#### [List of tasks]
1. Rewrite the paragraph of the pandas notebook excerpt that begins "Pandas DataFrame will be created" as a short bulleted list that keeps its main facts.
2. From the pandas notebook excerpt, transcribe everything from "training_sentences = []" down to "training_labels.append(label)" with no changes.

#### [Provided text]

★ ★ ★ ★ ★

A DataFrame is a two-dimensional data structure, i.e., data is aligned in a tabular fashion in rows and columns. Pandas DataFrame consists of three principal components, the data, rows, and columns.

Pandas DataFrame will be created by loading the datasets from existing MS Excel files, CSV files or SQL Database. Pandas DataFrame can also be created from the lists, dictionaries etc.


## Use Pandas to display the dataset


In [10]:
import pandas as pd

#read excel file
train_data_raw = pd.read_excel("/content/PRO-C114-Text-Sentiment-Dataset/text-emotion-training-dataset.xlsx")

#display first five entries of training dataset
train_data_raw.head()

Unnamed: 0,Text_Emotion
0,i didnt feel humiliated;sadness
1,i can go from feeling so hopeless to so damned...
2,im grabbing a minute to post i feel greedy wro...
3,i am ever feeling nostalgic about the fireplac...
4,i am feeling grouchy;anger


## Split the rows in two columns as Text and Emotions

In [8]:
a="hello;world;ikj;wqre"
b=a.split(";",2)
print(b)

['hello', 'world', 'ikj;wqre']


In [13]:
#Split the rows in two columns as Text and Emotions
train_data = pd.DataFrame(train_data_raw["Text_Emotion"].str.split(";",1).tolist(), 
                                                     columns = ['Text','Emotion'])
train_data.head()

Unnamed: 0,Text,Emotion
0,i didnt feel humiliated,sadness
1,i can go from feeling so hopeless to so damned...,sadness
2,im grabbing a minute to post i feel greedy wrong,anger
3,i am ever feeling nostalgic about the fireplac...,love
4,i am feeling grouchy,anger


In [19]:
train_data.head()

Unnamed: 0,Text,Emotion
0,i didnt feel humiliated,4
1,i can go from feeling so hopeless to so damned...,4
2,im grabbing a minute to post i feel greedy wrong,0
3,i am ever feeling nostalgic about the fireplac...,3
4,i am feeling grouchy,0


## Giving labels to Emotions

In [14]:
#Find unique emotions
train_data["Emotion"].unique()

array(['sadness', 'anger', 'love', 'surprise', 'fear', 'joy'],
      dtype=object)

In [17]:
#Create a Dictionary to replace emotions with labels
encode_emotions = {"anger": 0, "fear": 1, "joy": 2, "love": 3, "sadness": 4, "surprise": 5}

In [18]:
train_data.replace(encode_emotions, inplace = True)
train_data.head()

Unnamed: 0,Text,Emotion
0,i didnt feel humiliated,4
1,i can go from feeling so hopeless to so damned...,4
2,im grabbing a minute to post i feel greedy wrong,0
3,i am ever feeling nostalgic about the fireplac...,3
4,i am feeling grouchy,0


## Convert Dataframe to list of dataset

In [20]:
# Convert Dataframe to list of dataset

training_sentences = []
training_labels = []

# append text and emotions in the list using the 'loc' method

for i in range(len(train_data)):
  
  sentence = train_data.loc[i, "Text"]
  training_sentences.append(sentence)

  label = train_data.loc[i, "Emotion"]
  training_labels.append(label)

In [21]:
#Check a random text and label of the list

training_sentences[30], training_labels[30]

('i get giddy over feeling elegant in a perfectly fitted pencil skirt', 2)

★ ★ ★ ★ ★

#### [Given information]
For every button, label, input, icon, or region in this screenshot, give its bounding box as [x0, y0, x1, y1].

★ ★ ★ ★ ★

#### [Solved problems]
1.
- A pandas DataFrame can be created by loading datasets from existing MS Excel files, CSV files, or an SQL database.
- It can also be created from lists, dictionaries, and similar structures.

2.
training_sentences = []
training_labels = []

# append text and emotions in the list using the 'loc' method

for i in range(len(train_data)):
  
  sentence = train_data.loc[i, "Text"]
  training_sentences.append(sentence)

  label = train_data.loc[i, "Emotion"]
  training_labels.append(label)